[Start SUPPLIED RECORDS]
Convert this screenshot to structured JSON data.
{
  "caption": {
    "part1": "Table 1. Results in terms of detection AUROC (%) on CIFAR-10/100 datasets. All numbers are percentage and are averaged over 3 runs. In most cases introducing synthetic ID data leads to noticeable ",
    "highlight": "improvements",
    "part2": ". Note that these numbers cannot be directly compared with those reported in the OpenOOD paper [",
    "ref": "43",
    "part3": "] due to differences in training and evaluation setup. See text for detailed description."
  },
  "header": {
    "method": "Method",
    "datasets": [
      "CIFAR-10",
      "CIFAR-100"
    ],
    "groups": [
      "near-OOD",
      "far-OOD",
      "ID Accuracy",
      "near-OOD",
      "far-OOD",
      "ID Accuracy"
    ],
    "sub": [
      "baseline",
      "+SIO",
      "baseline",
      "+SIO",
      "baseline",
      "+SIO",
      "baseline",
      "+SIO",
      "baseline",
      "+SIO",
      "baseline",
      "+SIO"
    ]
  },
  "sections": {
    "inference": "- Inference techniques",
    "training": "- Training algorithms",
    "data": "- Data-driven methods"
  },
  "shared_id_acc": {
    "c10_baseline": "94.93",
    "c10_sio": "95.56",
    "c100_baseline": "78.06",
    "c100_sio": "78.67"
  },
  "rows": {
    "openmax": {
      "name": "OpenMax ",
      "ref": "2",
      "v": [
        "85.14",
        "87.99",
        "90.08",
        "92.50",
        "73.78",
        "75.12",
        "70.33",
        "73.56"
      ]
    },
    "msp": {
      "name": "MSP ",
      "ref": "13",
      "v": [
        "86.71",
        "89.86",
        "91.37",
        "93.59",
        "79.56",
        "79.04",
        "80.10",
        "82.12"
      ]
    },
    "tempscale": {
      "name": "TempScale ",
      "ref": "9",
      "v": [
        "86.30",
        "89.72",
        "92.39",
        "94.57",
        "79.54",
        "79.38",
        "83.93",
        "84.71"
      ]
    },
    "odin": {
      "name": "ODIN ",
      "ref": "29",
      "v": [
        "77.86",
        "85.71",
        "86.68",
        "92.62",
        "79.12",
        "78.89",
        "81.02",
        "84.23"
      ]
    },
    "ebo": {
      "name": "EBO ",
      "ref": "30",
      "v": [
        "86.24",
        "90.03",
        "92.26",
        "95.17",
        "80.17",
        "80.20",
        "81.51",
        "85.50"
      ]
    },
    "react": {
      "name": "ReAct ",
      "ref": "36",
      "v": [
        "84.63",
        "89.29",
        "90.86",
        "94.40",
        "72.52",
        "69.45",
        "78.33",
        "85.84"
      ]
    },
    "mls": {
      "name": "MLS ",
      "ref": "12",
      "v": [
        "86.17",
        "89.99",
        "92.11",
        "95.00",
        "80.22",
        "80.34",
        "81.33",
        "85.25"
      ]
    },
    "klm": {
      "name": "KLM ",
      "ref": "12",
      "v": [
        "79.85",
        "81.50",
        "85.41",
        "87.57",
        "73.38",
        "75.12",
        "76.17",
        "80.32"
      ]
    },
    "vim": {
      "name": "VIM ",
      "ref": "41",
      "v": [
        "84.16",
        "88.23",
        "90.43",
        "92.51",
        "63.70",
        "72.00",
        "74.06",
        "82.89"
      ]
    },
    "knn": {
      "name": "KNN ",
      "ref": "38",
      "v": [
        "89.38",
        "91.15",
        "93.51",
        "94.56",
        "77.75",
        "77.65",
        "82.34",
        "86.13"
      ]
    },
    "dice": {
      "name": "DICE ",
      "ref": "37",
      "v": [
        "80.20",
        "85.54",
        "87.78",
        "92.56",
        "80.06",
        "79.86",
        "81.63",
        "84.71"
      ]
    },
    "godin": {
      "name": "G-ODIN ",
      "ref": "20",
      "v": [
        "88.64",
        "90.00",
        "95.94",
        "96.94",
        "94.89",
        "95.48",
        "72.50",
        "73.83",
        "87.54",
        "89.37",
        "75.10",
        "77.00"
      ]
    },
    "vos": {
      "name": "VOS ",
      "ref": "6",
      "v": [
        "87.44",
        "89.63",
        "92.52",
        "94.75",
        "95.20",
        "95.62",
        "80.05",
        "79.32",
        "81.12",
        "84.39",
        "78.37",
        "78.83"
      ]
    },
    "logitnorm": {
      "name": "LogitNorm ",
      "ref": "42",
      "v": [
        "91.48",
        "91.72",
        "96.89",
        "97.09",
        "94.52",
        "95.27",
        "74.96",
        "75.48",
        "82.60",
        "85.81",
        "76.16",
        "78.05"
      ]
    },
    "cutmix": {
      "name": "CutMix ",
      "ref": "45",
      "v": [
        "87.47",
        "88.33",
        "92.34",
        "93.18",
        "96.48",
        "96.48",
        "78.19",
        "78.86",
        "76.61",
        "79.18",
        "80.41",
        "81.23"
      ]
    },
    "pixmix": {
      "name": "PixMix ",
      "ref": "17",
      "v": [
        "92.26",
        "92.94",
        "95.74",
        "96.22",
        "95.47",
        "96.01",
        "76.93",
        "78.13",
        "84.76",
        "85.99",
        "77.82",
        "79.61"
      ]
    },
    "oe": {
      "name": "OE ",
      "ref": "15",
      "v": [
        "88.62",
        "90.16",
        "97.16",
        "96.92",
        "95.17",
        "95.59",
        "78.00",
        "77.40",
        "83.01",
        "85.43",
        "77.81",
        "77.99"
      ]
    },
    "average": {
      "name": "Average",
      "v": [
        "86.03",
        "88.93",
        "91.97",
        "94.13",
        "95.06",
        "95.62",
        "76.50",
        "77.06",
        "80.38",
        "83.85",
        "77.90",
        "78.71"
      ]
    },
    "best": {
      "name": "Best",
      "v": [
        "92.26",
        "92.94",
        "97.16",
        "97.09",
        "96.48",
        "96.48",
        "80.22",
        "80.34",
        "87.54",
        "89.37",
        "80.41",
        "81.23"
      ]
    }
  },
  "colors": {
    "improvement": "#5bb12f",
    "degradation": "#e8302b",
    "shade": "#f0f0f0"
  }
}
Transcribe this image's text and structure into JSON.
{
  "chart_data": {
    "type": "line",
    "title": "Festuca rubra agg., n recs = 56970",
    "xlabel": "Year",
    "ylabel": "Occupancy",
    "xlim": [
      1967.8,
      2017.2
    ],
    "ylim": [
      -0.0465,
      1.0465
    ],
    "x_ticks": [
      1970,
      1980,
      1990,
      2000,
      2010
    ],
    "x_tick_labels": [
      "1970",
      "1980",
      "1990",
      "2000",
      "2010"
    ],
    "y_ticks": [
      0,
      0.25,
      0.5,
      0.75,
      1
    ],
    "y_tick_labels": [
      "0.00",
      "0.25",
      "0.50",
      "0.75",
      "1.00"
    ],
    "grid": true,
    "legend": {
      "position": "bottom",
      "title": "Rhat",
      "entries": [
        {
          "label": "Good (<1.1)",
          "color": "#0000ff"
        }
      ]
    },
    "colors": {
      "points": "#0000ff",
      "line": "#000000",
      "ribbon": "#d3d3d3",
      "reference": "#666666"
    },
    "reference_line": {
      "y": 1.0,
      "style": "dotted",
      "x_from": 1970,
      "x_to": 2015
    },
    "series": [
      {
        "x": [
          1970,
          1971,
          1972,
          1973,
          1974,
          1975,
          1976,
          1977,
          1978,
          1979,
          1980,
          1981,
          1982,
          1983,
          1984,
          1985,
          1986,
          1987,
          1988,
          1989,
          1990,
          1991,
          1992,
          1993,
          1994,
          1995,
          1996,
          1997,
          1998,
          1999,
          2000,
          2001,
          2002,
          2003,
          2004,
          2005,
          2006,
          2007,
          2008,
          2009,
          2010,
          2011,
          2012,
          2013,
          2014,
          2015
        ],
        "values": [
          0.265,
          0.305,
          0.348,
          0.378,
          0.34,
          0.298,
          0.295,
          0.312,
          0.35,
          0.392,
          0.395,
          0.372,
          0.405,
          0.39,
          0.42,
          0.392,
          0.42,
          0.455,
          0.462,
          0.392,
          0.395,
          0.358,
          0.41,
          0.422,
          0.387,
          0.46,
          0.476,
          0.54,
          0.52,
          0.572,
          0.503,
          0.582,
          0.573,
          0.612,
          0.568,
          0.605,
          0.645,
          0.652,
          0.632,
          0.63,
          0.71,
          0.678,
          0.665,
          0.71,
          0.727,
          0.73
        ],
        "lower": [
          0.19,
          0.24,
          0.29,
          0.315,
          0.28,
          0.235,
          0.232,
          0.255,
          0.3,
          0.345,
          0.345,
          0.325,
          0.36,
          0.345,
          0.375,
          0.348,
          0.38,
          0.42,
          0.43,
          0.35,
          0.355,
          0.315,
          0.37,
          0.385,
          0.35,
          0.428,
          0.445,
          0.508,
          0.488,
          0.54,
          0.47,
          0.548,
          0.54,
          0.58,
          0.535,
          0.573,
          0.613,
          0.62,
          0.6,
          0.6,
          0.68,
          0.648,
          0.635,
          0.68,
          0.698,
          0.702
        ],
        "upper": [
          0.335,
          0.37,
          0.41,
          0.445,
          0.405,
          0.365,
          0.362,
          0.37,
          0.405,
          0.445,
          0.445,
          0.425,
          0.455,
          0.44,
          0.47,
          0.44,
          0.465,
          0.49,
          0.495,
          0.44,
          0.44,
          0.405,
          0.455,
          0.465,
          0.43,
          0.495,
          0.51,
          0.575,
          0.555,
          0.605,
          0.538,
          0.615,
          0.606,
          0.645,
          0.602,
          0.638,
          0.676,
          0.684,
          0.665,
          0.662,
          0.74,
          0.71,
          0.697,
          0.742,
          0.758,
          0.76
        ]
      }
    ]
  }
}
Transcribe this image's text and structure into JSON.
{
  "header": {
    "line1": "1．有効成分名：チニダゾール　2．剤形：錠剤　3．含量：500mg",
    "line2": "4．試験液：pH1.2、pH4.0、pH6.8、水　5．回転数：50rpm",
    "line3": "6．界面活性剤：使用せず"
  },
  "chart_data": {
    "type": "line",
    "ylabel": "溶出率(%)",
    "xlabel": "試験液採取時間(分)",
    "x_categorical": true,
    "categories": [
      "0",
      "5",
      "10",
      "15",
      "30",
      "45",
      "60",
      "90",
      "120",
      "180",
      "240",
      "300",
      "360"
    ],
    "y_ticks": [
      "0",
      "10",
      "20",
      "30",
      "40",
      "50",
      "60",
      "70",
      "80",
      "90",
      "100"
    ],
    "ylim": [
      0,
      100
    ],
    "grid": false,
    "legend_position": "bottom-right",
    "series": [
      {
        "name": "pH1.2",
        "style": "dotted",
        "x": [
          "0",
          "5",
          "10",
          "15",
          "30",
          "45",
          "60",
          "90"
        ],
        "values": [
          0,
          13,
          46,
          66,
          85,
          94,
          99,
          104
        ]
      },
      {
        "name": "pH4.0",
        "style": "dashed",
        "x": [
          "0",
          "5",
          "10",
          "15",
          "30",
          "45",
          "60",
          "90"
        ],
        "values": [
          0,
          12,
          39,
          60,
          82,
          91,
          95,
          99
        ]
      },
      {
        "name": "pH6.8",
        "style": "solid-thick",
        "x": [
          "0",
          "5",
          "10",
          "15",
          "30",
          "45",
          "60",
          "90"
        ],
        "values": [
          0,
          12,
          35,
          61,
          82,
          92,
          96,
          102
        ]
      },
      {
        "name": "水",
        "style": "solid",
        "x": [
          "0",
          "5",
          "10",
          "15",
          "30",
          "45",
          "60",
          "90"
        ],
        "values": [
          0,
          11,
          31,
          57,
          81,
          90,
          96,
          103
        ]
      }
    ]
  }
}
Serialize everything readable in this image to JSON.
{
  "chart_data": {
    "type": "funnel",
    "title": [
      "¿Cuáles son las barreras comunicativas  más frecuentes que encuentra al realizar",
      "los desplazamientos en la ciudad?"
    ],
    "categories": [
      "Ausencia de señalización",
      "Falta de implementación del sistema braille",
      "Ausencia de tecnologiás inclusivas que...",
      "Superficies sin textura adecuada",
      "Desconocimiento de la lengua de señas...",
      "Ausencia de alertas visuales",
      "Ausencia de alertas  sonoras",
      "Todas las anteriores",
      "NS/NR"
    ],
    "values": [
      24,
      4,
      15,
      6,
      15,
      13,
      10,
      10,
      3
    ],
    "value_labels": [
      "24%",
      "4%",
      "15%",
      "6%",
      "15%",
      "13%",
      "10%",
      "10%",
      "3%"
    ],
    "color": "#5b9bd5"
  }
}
[End SUPPLIED RECORDS]
◆ AIM:
Nothing but the lines from the line with "Serialize everything readable" to the last line of the listing above should appear; please retype them exactly, both ends included.

◆ ANSWER TO THE PROBLEM:
Serialize everything readable in this image to JSON.
{
  "chart_data": {
    "type": "funnel",
    "title": [
      "¿Cuáles son las barreras comunicativas  más frecuentes que encuentra al realizar",
      "los desplazamientos en la ciudad?"
    ],
    "categories": [
      "Ausencia de señalización",
      "Falta de implementación del sistema braille",
      "Ausencia de tecnologiás inclusivas que...",
      "Superficies sin textura adecuada",
      "Desconocimiento de la lengua de señas...",
      "Ausencia de alertas visuales",
      "Ausencia de alertas  sonoras",
      "Todas las anteriores",
      "NS/NR"
    ],
    "values": [
      24,
      4,
      15,
      6,
      15,
      13,
      10,
      10,
      3
    ],
    "value_labels": [
      "24%",
      "4%",
      "15%",
      "6%",
      "15%",
      "13%",
      "10%",
      "10%",
      "3%"
    ],
    "color": "#5b9bd5"
  }
}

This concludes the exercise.